▸ **THE EXERCISE**
Write out again only the lines between the one with "Transcribe the text in this document." and the end of the records below, both ends counted, and don't include the pictures.

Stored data
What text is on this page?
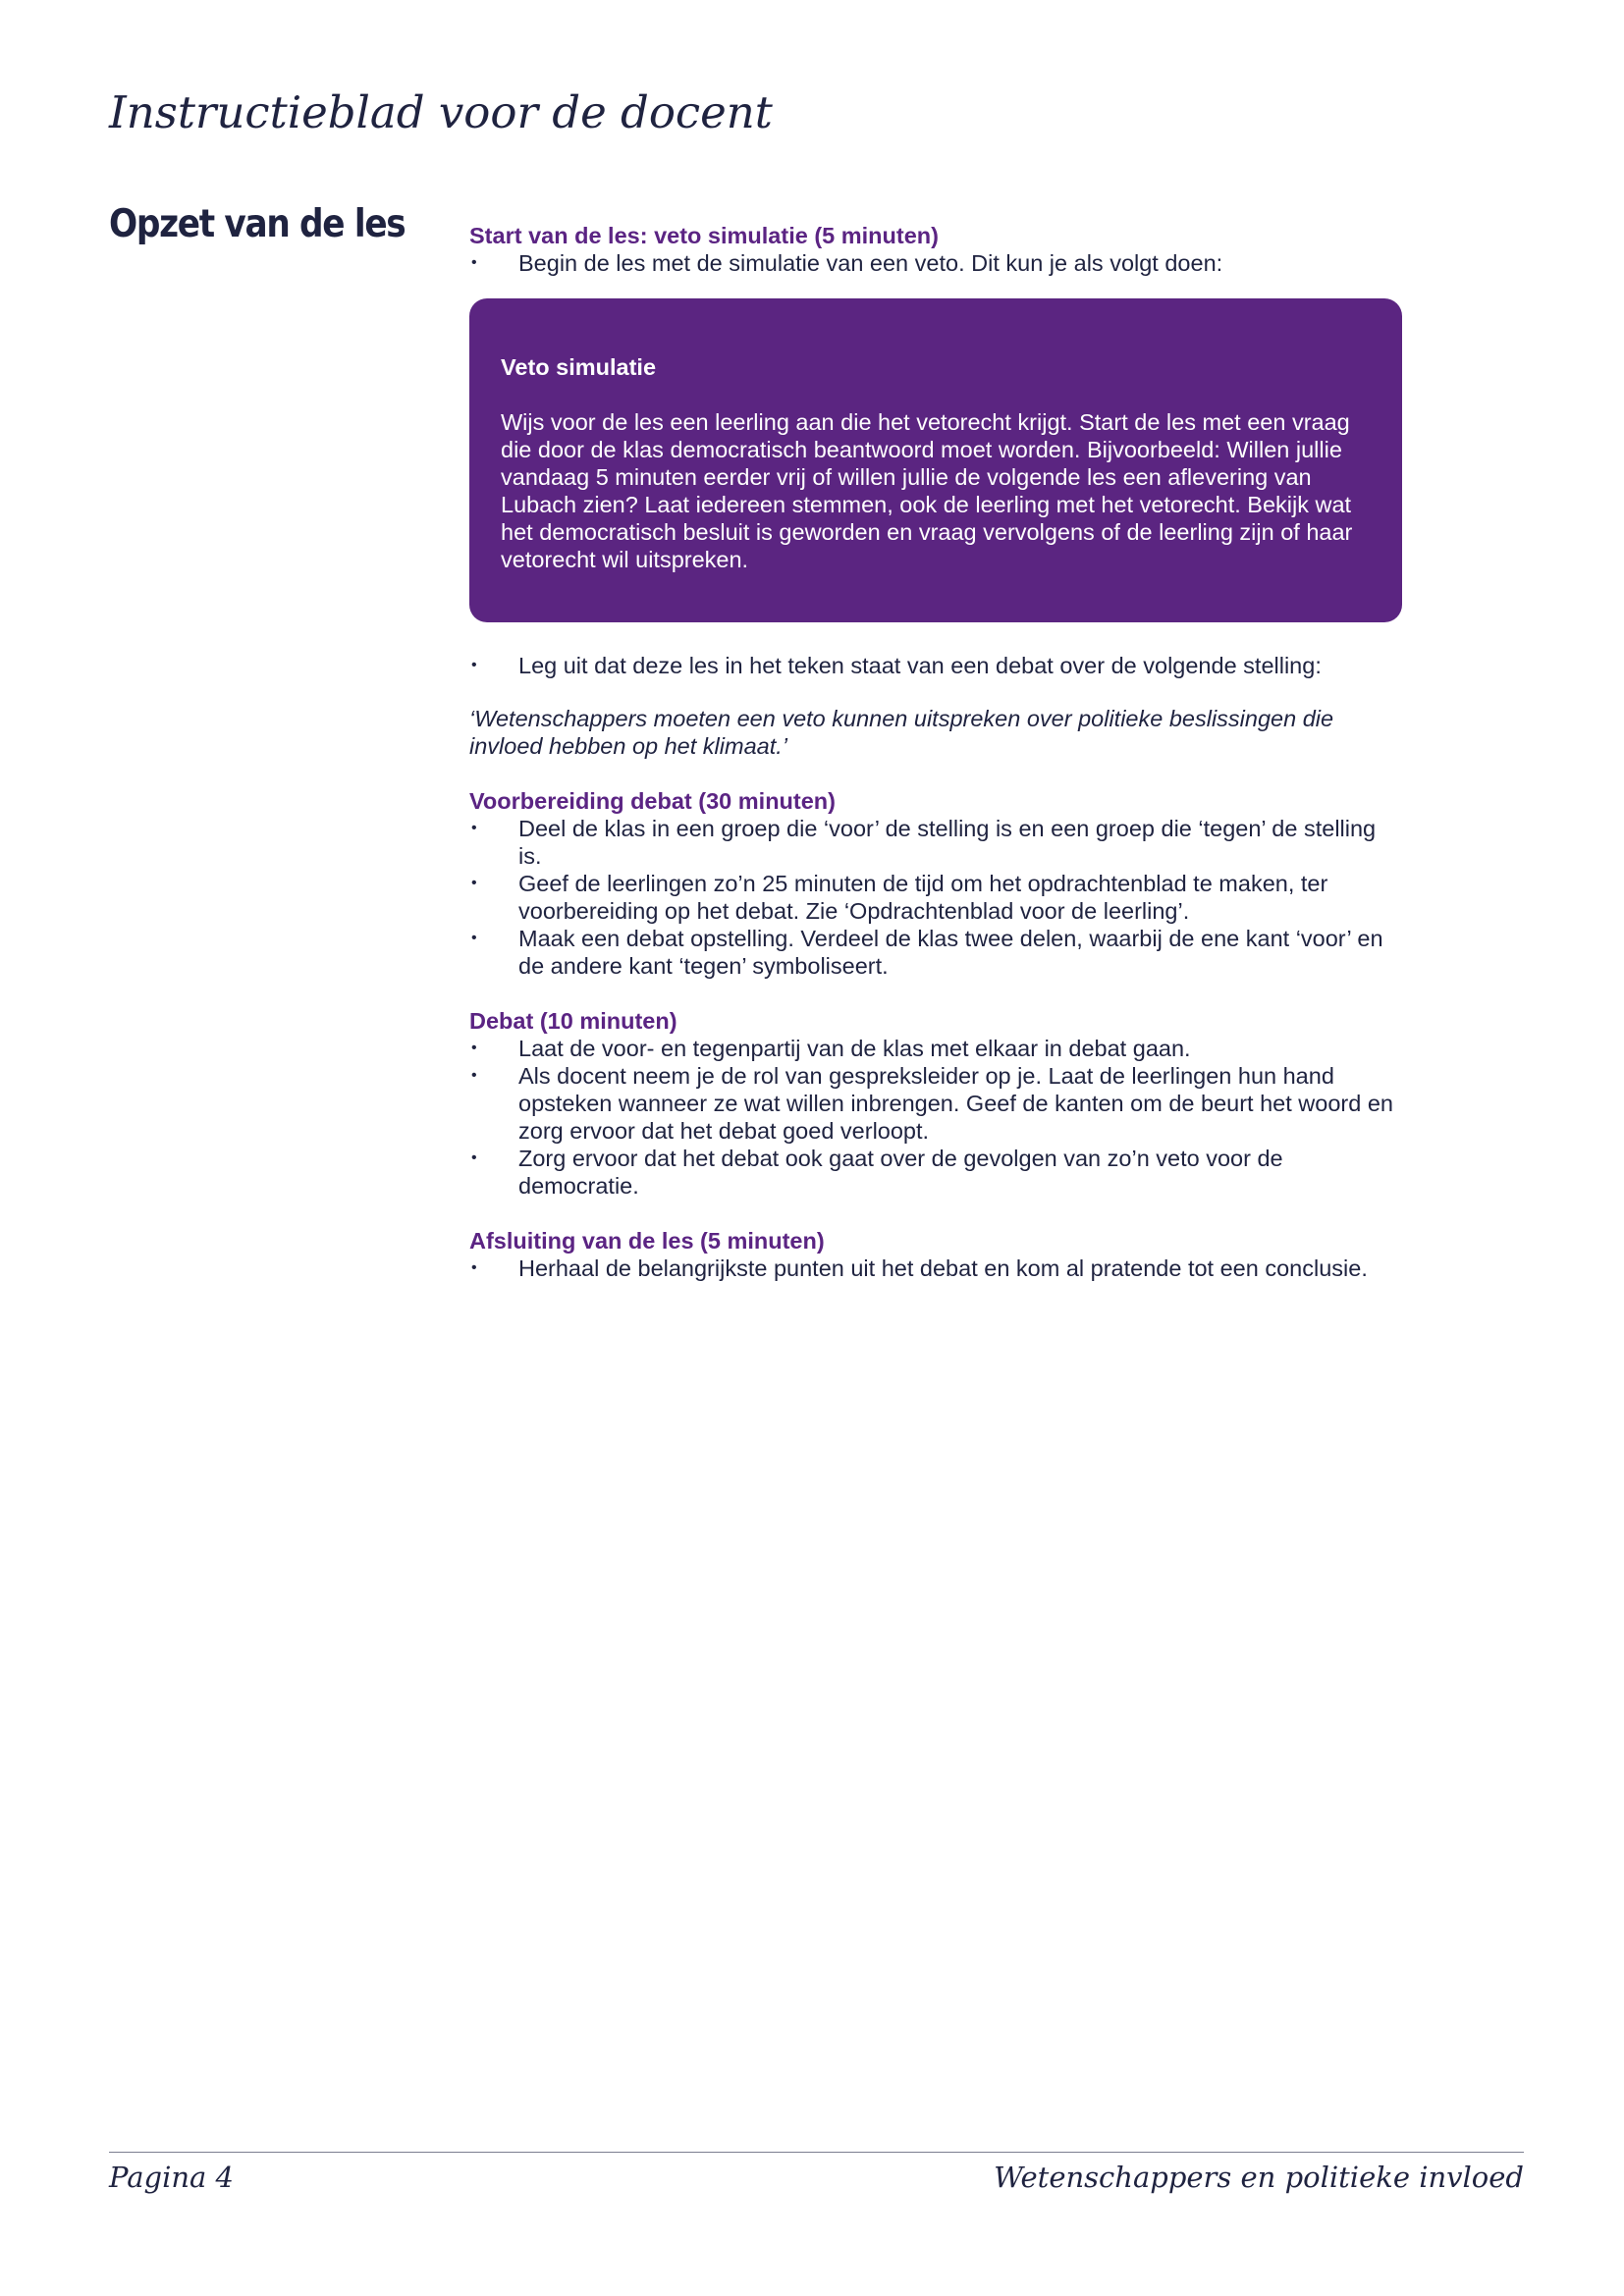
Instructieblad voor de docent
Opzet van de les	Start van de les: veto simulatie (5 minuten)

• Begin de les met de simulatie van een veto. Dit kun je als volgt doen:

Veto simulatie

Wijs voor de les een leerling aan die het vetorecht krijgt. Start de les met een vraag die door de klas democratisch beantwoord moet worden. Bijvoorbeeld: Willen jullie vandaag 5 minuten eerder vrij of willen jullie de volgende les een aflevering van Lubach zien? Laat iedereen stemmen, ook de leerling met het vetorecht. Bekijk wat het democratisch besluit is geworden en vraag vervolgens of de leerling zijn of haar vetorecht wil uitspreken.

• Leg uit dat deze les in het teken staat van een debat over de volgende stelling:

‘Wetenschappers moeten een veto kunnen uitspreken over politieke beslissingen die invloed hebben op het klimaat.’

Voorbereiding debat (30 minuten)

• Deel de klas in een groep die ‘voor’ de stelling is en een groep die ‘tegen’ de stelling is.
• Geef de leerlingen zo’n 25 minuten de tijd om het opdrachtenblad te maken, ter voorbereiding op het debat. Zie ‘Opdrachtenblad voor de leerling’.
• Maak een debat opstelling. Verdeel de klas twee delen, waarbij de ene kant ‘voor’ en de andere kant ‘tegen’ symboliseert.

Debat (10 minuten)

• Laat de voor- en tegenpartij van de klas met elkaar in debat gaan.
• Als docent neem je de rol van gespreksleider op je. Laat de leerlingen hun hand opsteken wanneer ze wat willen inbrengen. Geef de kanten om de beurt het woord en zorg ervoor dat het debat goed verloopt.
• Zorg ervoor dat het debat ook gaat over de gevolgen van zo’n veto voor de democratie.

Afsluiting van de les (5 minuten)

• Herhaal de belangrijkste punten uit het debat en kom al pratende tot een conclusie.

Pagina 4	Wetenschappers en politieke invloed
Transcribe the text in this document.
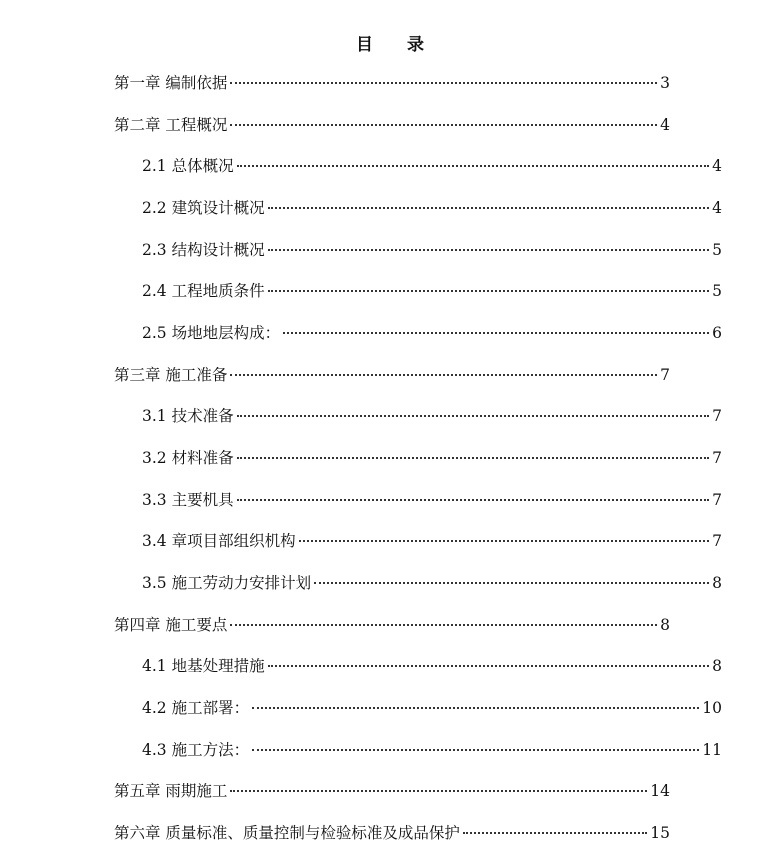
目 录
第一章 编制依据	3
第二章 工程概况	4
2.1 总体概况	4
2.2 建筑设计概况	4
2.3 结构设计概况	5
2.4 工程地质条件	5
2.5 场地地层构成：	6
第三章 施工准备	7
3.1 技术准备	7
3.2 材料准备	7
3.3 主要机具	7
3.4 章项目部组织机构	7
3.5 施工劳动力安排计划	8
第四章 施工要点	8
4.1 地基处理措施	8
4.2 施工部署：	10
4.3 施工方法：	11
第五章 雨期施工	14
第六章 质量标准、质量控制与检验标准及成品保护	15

▸ **WRITTEN REPLY**
Transcribe the text in this document.
目 录
第一章 编制依据	3
第二章 工程概况	4
2.1 总体概况	4
2.2 建筑设计概况	4
2.3 结构设计概况	5
2.4 工程地质条件	5
2.5 场地地层构成：	6
第三章 施工准备	7
3.1 技术准备	7
3.2 材料准备	7
3.3 主要机具	7
3.4 章项目部组织机构	7
3.5 施工劳动力安排计划	8
第四章 施工要点	8
4.1 地基处理措施	8
4.2 施工部署：	10
4.3 施工方法：	11
第五章 雨期施工	14
第六章 质量标准、质量控制与检验标准及成品保护	15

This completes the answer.